Your assignment — Within the data beneath, some lines may hold the word "this". Give the number of those lines and nothing else.

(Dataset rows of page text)
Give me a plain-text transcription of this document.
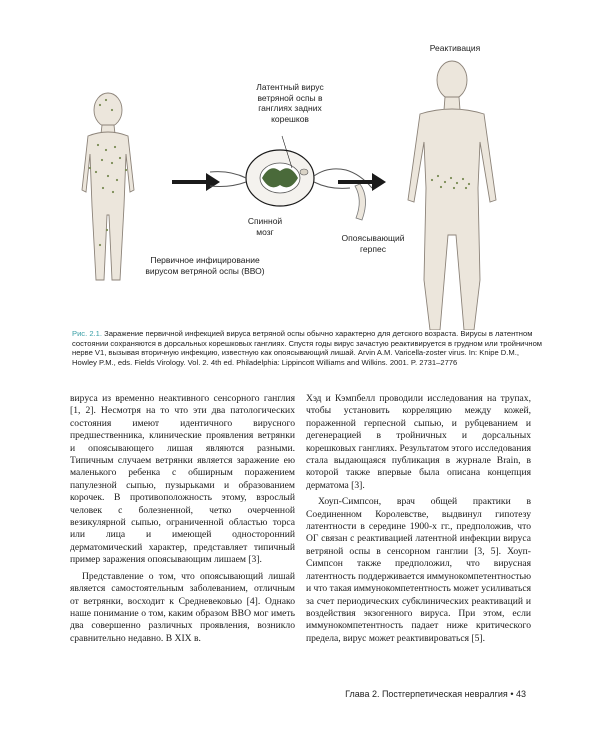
Реактивация
Латентный вирус ветряной оспы в ганглиях задних корешков
Спинной мозг
Опоясывающий герпес
Первичное инфицирование вирусом ветряной оспы (ВВО)
Рис. 2.1. Заражение первичной инфекцией вируса ветряной оспы обычно характерно для детского возраста. Вирусы в латентном состоянии сохраняются в дорсальных корешковых ганглиях. Спустя годы вирус зачастую реактивируется в грудном или тройничном нерве V1, вызывая вторичную инфекцию, известную как опоясывающий лишай. Arvin A.M. Varicella-zoster virus. In: Knipe D.M., Howley P.M., eds. Fields Virology. Vol. 2. 4th ed. Philadelphia: Lippincott Williams and Wilkins. 2001. P. 2731–2776

вируса из временно неактивного сенсорного ганглия [1, 2]. Несмотря на то что эти два патологических состояния имеют идентичного вирусного предшественника, клинические проявления ветрянки и опоясывающего лишая являются разными. Типичным случаем ветрянки является заражение ею маленького ребенка с обширным поражением папулезной сыпью, пузырьками и образованием корочек. В противоположность этому, взрослый человек с болезненной, четко очерченной везикулярной сыпью, ограниченной областью торса или лица и имеющей односторонний дерматомический характер, представляет типичный пример заражения опоясывающим лишаем [3].

Представление о том, что опоясывающий лишай является самостоятельным заболеванием, отличным от ветрянки, восходит к Средневековью [4]. Однако наше понимание о том, каким образом ВВО мог иметь два совершенно различных проявления, возникло сравнительно недавно. В XIX в.

Хэд и Кэмпбелл проводили исследования на трупах, чтобы установить корреляцию между кожей, пораженной герпесной сыпью, и рубцеванием и дегенерацией в тройничных и дорсальных корешковых ганглиях. Результатом этого исследования стала выдающаяся публикация в журнале Brain, в которой также впервые была описана концепция дерматома [3].

Хоуп-Симпсон, врач общей практики в Соединенном Королевстве, выдвинул гипотезу латентности в середине 1900-х гг., предположив, что ОГ связан с реактивацией латентной инфекции вируса ветряной оспы в сенсорном ганглии [3, 5]. Хоуп-Симпсон также предположил, что вирусная латентность поддерживается иммунокомпетентностью и что такая иммунокомпетентность может усиливаться за счет периодических субклинических реактиваций и воздействия экзогенного вируса. При этом, если иммунокомпетентность падает ниже критического предела, вирус может реактивироваться [5].

Глава 2. Постгерпетическая невралгия • 43
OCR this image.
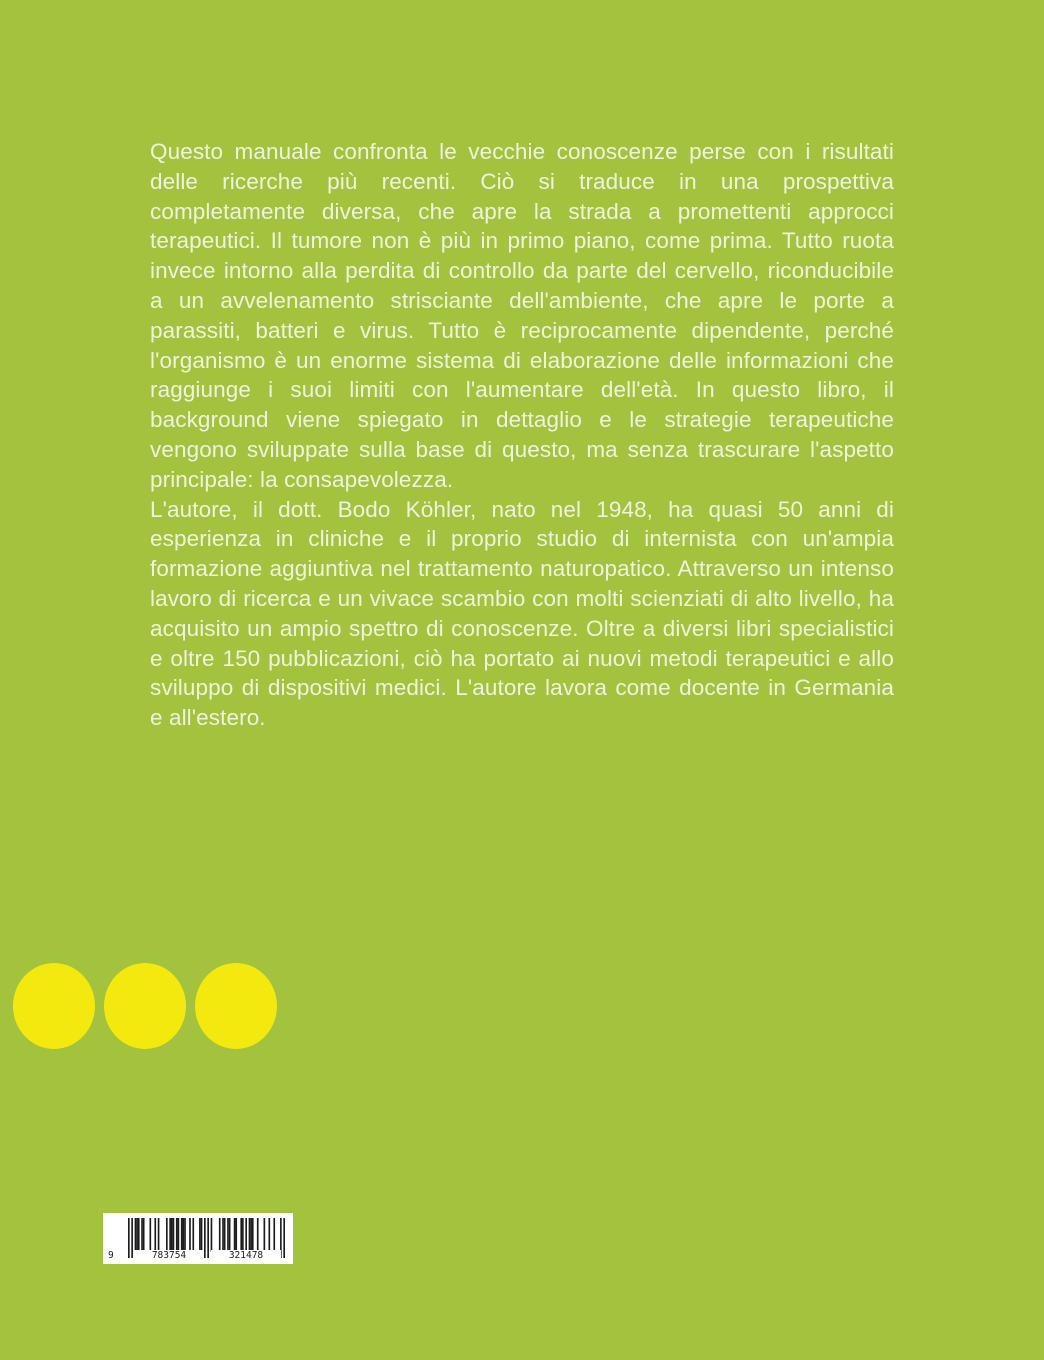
Questo manuale confronta le vecchie conoscenze perse con i risultati delle ricerche più recenti. Ciò si traduce in una prospettiva completamente diversa, che apre la strada a promettenti approcci terapeutici. Il tumore non è più in primo piano, come prima. Tutto ruota invece intorno alla perdita di controllo da parte del cervello, riconducibile a un avvelenamento strisciante dell'ambiente, che apre le porte a parassiti, batteri e virus. Tutto è reciprocamente dipendente, perché l'organismo è un enorme sistema di elaborazione delle informazioni che raggiunge i suoi limiti con l'aumentare dell'età. In questo libro, il background viene spiegato in dettaglio e le strategie terapeutiche vengono sviluppate sulla base di questo, ma senza trascurare l'aspetto principale: la consapevolezza.

L'autore, il dott. Bodo Köhler, nato nel 1948, ha quasi 50 anni di esperienza in cliniche e il proprio studio di internista con un'ampia formazione aggiuntiva nel trattamento naturopatico. Attraverso un intenso lavoro di ricerca e un vivace scambio con molti scienziati di alto livello, ha acquisito un ampio spettro di conoscenze. Oltre a diversi libri specialistici e oltre 150 pubblicazioni, ciò ha portato ai nuovi metodi terapeutici e allo sviluppo di dispositivi medici. L'autore lavora come docente in Germania e all'estero.

9	783754	321478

Task response — 2